===== Supplied material =====

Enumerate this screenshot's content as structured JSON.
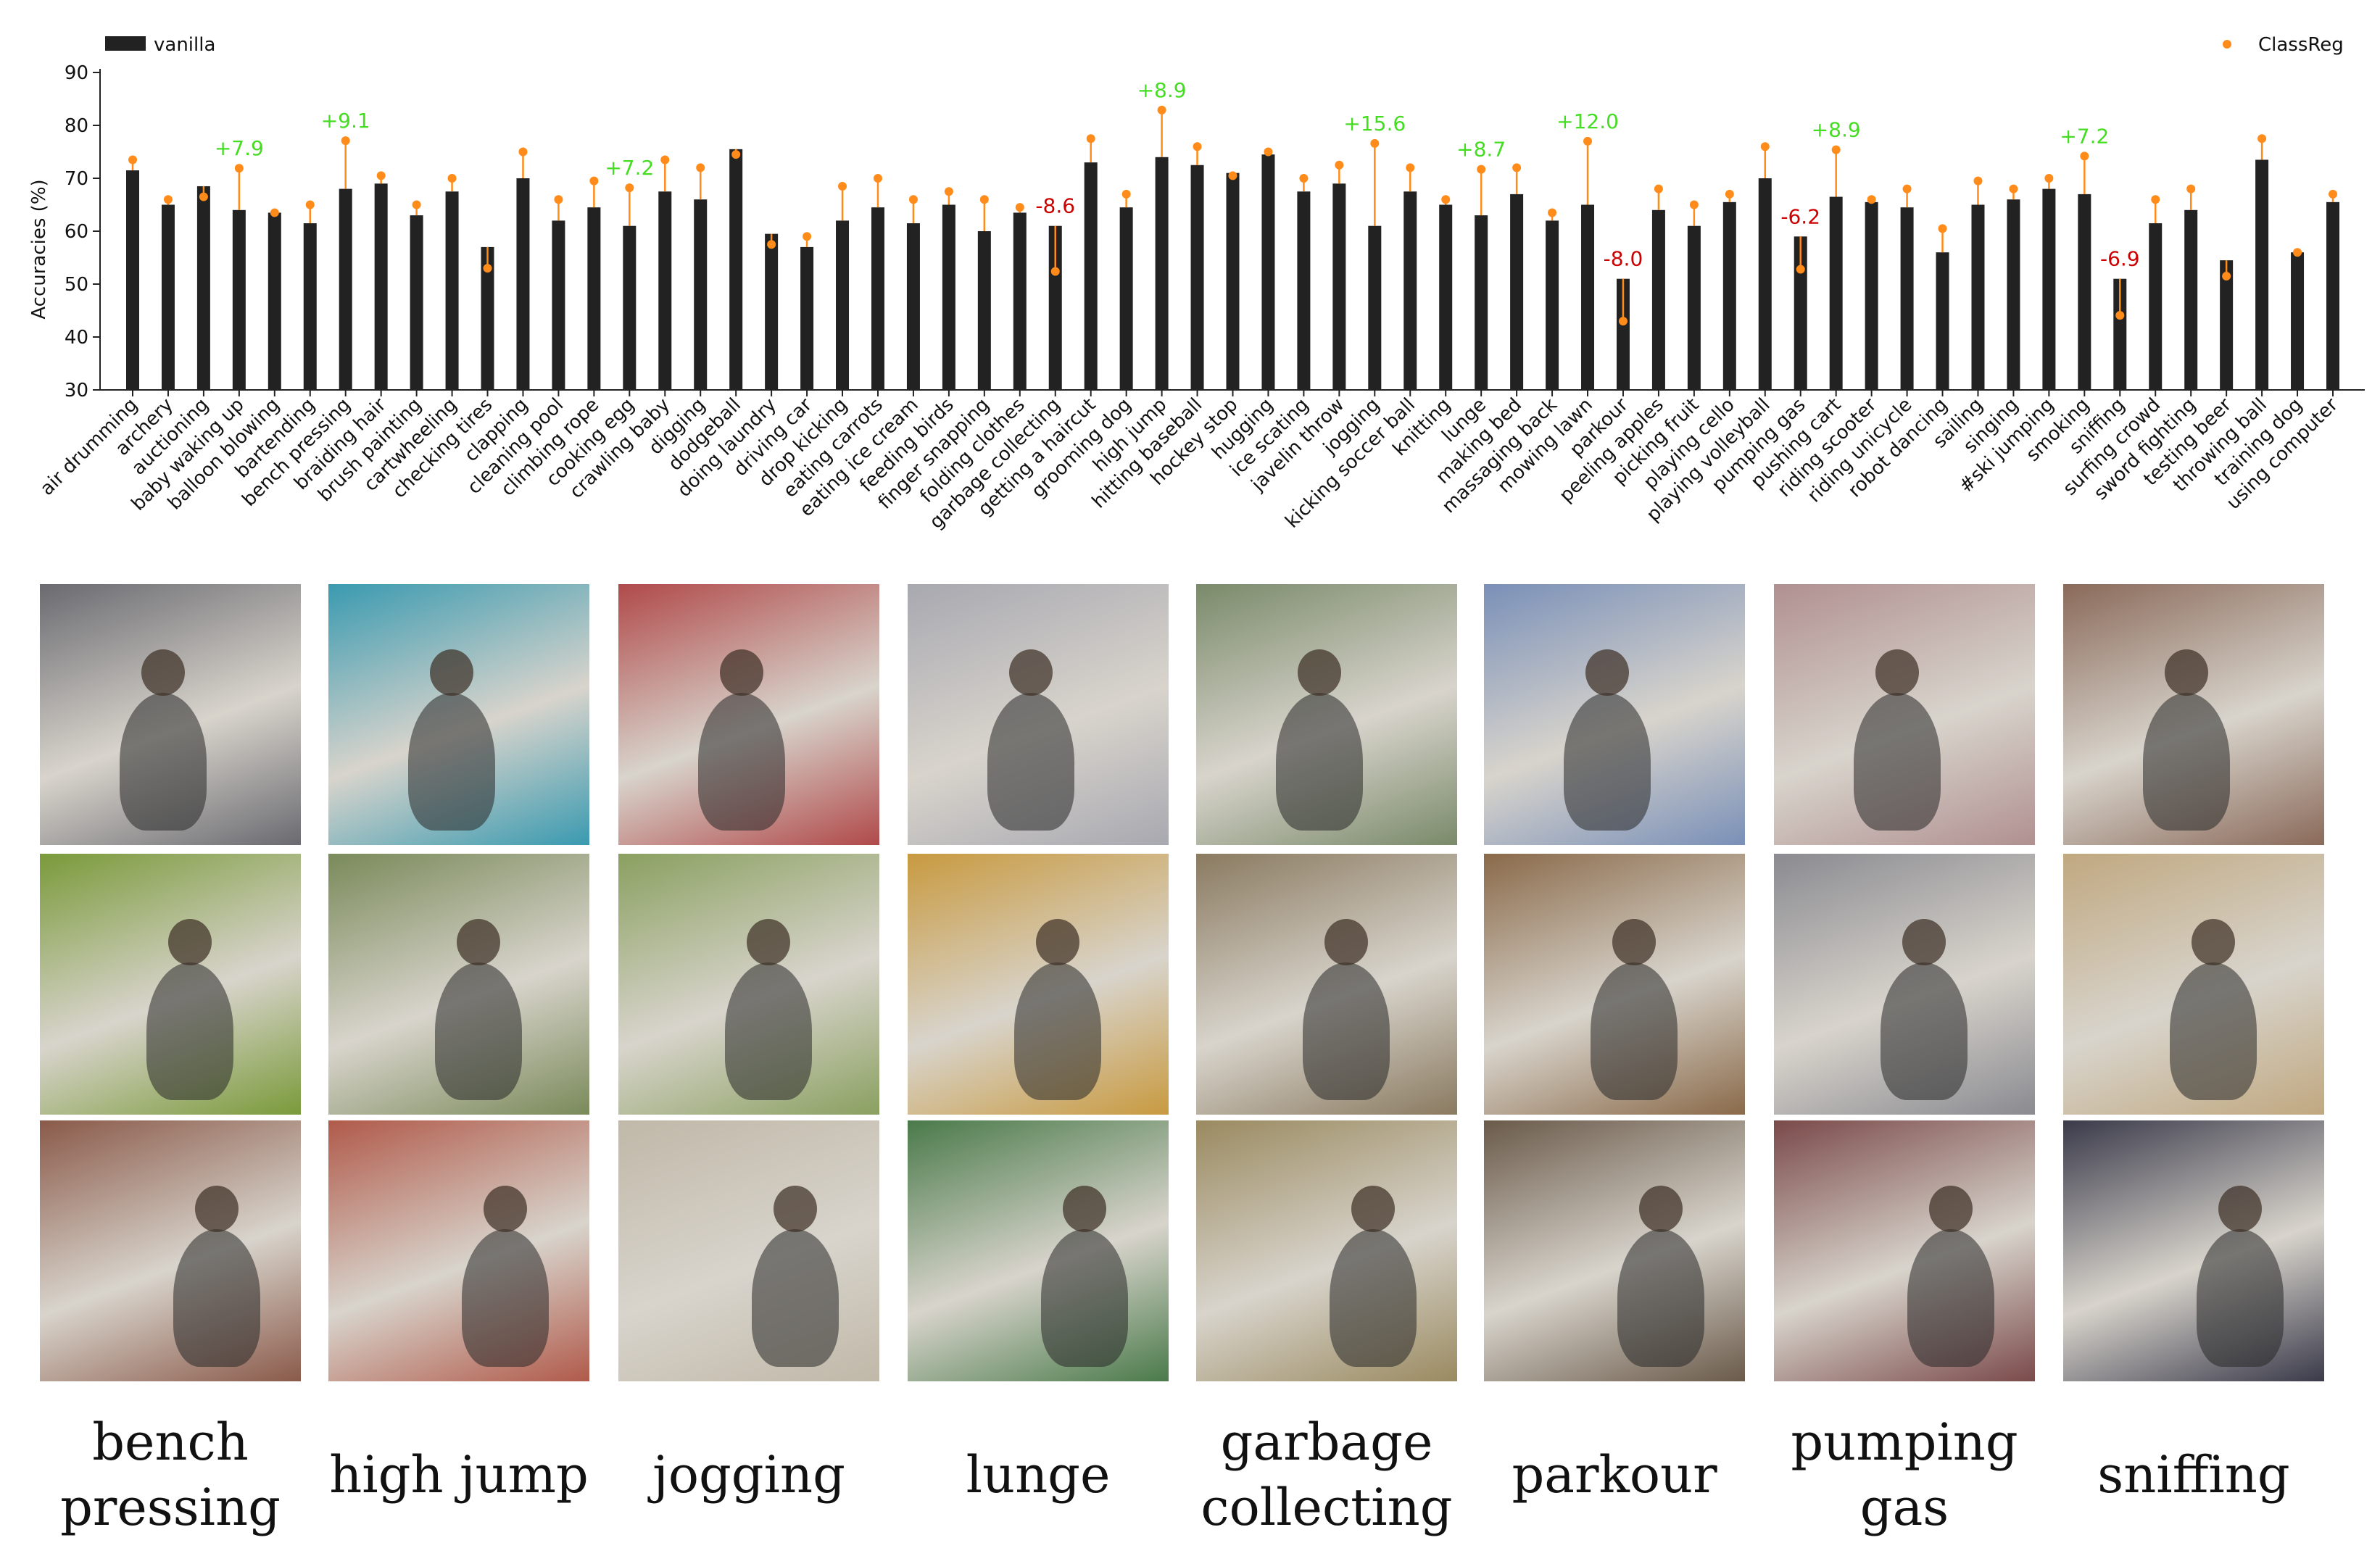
{
  "chart_data": {
    "type": "bar",
    "ylabel": "Accuracies (%)",
    "ylim": [
      30,
      90
    ],
    "yticks": [
      "30",
      "40",
      "50",
      "60",
      "70",
      "80",
      "90"
    ],
    "legend": {
      "placement": "top-left / top-right"
    },
    "categories": [
      "air drumming",
      "archery",
      "auctioning",
      "baby waking up",
      "balloon blowing",
      "bartending",
      "bench pressing",
      "braiding hair",
      "brush painting",
      "cartwheeling",
      "checking tires",
      "clapping",
      "cleaning pool",
      "climbing rope",
      "cooking egg",
      "crawling baby",
      "digging",
      "dodgeball",
      "doing laundry",
      "driving car",
      "drop kicking",
      "eating carrots",
      "eating ice cream",
      "feeding birds",
      "finger snapping",
      "folding clothes",
      "garbage collecting",
      "getting a haircut",
      "grooming dog",
      "high jump",
      "hitting baseball",
      "hockey stop",
      "hugging",
      "ice scating",
      "javelin throw",
      "jogging",
      "kicking soccer ball",
      "knitting",
      "lunge",
      "making bed",
      "massaging back",
      "mowing lawn",
      "parkour",
      "peeling apples",
      "picking fruit",
      "playing cello",
      "playing volleyball",
      "pumping gas",
      "pushing cart",
      "riding scooter",
      "riding unicycle",
      "robot dancing",
      "sailing",
      "singing",
      "#ski jumping",
      "smoking",
      "sniffing",
      "surfing crowd",
      "sword fighting",
      "testing beer",
      "throwing ball",
      "training dog",
      "using computer"
    ],
    "series": [
      {
        "name": "vanilla",
        "color": "#222222",
        "values": [
          71.5,
          65,
          68.5,
          64,
          63.5,
          61.5,
          68,
          69,
          63,
          67.5,
          57,
          70,
          62,
          64.5,
          61,
          67.5,
          66,
          75.5,
          59.5,
          57,
          62,
          64.5,
          61.5,
          65,
          60,
          63.5,
          61,
          73,
          64.5,
          74,
          72.5,
          71,
          74.5,
          67.5,
          69,
          61,
          67.5,
          65,
          63,
          67,
          62,
          65,
          51,
          64,
          61,
          65.5,
          70,
          59,
          66.5,
          65.5,
          64.5,
          56,
          65,
          66,
          68,
          67,
          51,
          61.5,
          64,
          54.5,
          73.5,
          56,
          65.5
        ]
      },
      {
        "name": "ClassReg",
        "color": "#ff8c1a",
        "values": [
          73.5,
          66,
          66.5,
          71.9,
          63.5,
          65,
          77.1,
          70.5,
          65,
          70,
          53,
          75,
          66,
          69.5,
          68.2,
          73.5,
          72,
          74.5,
          57.5,
          59,
          68.5,
          70,
          66,
          67.5,
          66,
          64.5,
          52.4,
          77.5,
          67,
          82.9,
          76,
          70.5,
          75,
          70,
          72.5,
          76.6,
          72,
          66,
          71.7,
          72,
          63.5,
          77,
          43,
          68,
          65,
          67,
          76,
          52.8,
          75.4,
          66,
          68,
          60.5,
          69.5,
          68,
          70,
          74.2,
          44.1,
          66,
          68,
          51.5,
          77.5,
          56,
          67
        ]
      }
    ],
    "annotations": [
      {
        "category": "baby waking up",
        "text": "+7.9",
        "color": "#44dd22"
      },
      {
        "category": "bench pressing",
        "text": "+9.1",
        "color": "#44dd22"
      },
      {
        "category": "cooking egg",
        "text": "+7.2",
        "color": "#44dd22"
      },
      {
        "category": "garbage collecting",
        "text": "-8.6",
        "color": "#cc0000"
      },
      {
        "category": "high jump",
        "text": "+8.9",
        "color": "#44dd22"
      },
      {
        "category": "jogging",
        "text": "+15.6",
        "color": "#44dd22"
      },
      {
        "category": "lunge",
        "text": "+8.7",
        "color": "#44dd22"
      },
      {
        "category": "mowing lawn",
        "text": "+12.0",
        "color": "#44dd22"
      },
      {
        "category": "parkour",
        "text": "-8.0",
        "color": "#cc0000"
      },
      {
        "category": "pumping gas",
        "text": "-6.2",
        "color": "#cc0000"
      },
      {
        "category": "pushing cart",
        "text": "+8.9",
        "color": "#44dd22"
      },
      {
        "category": "smoking",
        "text": "+7.2",
        "color": "#44dd22"
      },
      {
        "category": "sniffing",
        "text": "-6.9",
        "color": "#cc0000"
      }
    ]
  },
  "gallery": {
    "columns": [
      {
        "caption": [
          "bench",
          "pressing"
        ],
        "tones": [
          "#6a6a70",
          "#7a9a3a",
          "#8a5a4a"
        ]
      },
      {
        "caption": [
          "high jump"
        ],
        "tones": [
          "#3a9ab0",
          "#7a8a5a",
          "#b05a4a"
        ]
      },
      {
        "caption": [
          "jogging"
        ],
        "tones": [
          "#b04a4a",
          "#8aa060",
          "#c0b8a8"
        ]
      },
      {
        "caption": [
          "lunge"
        ],
        "tones": [
          "#a8a8b0",
          "#c89a40",
          "#4a7a4a"
        ]
      },
      {
        "caption": [
          "garbage",
          "collecting"
        ],
        "tones": [
          "#7a8a6a",
          "#8a7a60",
          "#9a8a60"
        ]
      },
      {
        "caption": [
          "parkour"
        ],
        "tones": [
          "#7a90b8",
          "#8a6a4a",
          "#6a5a4a"
        ]
      },
      {
        "caption": [
          "pumping",
          "gas"
        ],
        "tones": [
          "#b09090",
          "#8a8a90",
          "#7a4a4a"
        ]
      },
      {
        "caption": [
          "sniffing"
        ],
        "tones": [
          "#8a6a5a",
          "#c0a880",
          "#3a3a4a"
        ]
      }
    ]
  }
}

=====

→ Your goal: Lines holding the word "pumping" in the entries above are the ones to pull out. Copy them all.

→ The result:
      "pumping gas",
        "category": "pumping gas",
          "pumping",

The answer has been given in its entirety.